EXERCISE DIRECTIONS ::
Lines that hold the word "ylabel" should be located and copied.

DATASET CONTENT ::
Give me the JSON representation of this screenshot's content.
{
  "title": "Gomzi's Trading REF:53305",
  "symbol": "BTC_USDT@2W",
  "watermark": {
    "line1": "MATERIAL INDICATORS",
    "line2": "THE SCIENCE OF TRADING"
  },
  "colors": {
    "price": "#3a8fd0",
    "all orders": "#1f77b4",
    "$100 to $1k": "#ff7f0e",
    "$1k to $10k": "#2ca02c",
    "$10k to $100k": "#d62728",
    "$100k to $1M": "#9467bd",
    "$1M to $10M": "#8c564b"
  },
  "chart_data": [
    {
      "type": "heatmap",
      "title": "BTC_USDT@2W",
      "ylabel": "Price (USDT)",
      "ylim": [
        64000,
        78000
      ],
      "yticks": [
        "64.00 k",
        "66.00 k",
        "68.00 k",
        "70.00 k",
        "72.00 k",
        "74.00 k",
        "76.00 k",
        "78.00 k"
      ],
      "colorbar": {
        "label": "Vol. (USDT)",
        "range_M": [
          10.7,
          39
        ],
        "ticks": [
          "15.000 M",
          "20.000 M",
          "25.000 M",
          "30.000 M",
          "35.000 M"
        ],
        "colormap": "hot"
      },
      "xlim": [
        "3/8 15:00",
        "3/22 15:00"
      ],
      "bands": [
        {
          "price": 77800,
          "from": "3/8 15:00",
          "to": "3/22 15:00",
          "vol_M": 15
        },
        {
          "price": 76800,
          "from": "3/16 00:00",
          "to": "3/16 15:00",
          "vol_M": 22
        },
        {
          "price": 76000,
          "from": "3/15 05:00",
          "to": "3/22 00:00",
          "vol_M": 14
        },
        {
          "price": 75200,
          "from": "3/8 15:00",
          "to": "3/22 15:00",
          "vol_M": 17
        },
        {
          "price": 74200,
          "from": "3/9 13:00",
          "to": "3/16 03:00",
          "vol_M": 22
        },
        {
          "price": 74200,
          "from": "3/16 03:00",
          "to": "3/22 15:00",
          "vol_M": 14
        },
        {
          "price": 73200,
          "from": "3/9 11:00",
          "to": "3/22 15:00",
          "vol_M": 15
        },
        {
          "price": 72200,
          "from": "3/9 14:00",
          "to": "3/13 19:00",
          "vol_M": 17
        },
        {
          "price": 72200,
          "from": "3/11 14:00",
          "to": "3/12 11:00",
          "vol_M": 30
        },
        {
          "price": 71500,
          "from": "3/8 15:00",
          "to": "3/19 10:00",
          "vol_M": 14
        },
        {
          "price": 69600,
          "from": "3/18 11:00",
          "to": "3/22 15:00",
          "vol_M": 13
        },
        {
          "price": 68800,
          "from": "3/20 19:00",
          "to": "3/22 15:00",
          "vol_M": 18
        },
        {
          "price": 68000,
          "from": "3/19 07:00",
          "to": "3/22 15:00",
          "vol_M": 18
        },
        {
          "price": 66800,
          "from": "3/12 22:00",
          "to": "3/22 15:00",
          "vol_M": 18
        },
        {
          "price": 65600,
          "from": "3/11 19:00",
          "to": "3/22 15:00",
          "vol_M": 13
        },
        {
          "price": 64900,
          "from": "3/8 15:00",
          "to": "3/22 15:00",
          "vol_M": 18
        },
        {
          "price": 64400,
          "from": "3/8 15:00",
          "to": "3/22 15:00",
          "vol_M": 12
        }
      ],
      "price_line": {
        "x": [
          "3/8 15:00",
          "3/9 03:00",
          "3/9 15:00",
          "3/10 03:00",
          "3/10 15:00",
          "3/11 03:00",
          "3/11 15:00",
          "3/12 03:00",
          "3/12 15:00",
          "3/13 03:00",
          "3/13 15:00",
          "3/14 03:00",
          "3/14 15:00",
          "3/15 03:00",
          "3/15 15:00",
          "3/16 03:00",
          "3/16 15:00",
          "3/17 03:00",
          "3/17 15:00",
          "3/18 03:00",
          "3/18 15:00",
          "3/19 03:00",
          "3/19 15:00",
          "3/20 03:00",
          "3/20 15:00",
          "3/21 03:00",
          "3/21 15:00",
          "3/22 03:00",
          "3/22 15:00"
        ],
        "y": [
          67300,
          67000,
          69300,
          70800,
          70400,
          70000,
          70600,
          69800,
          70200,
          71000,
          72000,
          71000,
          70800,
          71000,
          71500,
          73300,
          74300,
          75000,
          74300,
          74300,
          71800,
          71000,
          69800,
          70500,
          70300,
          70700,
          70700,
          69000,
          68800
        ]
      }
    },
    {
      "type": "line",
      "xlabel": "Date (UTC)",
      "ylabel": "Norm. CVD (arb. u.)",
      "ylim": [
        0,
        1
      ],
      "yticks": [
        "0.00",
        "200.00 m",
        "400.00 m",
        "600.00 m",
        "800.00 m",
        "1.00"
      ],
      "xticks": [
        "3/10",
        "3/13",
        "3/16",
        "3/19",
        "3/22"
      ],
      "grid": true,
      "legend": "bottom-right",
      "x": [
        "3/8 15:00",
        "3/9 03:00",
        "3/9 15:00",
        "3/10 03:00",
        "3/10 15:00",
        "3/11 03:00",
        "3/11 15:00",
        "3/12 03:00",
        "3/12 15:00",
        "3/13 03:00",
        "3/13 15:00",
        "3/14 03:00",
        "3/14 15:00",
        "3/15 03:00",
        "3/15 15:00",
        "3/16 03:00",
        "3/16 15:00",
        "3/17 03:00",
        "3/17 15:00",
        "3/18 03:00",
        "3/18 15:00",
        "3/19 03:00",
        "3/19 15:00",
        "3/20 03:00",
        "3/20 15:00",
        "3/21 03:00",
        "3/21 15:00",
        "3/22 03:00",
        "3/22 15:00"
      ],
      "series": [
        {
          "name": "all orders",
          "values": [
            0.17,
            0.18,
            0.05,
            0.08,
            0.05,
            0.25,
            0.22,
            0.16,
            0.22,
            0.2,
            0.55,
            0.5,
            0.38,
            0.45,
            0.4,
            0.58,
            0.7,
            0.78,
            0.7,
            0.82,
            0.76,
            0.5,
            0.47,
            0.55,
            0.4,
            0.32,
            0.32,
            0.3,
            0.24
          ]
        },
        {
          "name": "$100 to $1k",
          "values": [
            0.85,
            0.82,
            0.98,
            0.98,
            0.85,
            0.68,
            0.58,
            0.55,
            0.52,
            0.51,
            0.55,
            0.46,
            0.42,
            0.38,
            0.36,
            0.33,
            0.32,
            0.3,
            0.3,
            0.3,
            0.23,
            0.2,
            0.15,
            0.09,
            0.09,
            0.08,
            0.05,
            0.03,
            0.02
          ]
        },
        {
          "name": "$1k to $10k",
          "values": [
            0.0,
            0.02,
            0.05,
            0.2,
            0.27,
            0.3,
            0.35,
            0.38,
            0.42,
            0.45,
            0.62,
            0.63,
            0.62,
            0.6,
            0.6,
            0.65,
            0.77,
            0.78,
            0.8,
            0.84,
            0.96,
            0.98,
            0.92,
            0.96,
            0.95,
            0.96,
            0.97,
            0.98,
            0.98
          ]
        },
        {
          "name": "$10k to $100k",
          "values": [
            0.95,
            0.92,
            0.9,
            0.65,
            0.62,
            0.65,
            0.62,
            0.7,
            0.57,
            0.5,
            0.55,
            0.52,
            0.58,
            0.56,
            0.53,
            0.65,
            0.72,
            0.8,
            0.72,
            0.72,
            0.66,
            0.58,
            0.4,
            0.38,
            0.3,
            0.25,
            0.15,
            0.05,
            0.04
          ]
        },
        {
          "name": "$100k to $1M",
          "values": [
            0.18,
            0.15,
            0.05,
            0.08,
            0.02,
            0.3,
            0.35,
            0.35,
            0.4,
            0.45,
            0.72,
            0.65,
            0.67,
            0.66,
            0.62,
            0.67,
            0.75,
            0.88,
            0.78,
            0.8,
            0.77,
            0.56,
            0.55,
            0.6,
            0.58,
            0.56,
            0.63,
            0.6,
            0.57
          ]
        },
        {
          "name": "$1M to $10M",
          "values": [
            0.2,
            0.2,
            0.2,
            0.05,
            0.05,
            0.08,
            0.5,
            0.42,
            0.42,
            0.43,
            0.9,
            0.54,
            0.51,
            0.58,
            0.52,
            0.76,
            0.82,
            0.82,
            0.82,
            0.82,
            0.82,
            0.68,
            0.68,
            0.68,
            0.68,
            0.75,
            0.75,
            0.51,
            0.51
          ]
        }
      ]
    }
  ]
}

TASK RESPONSE ::
      "ylabel": "Price (USDT)",
      "ylabel": "Norm. CVD (arb. u.)",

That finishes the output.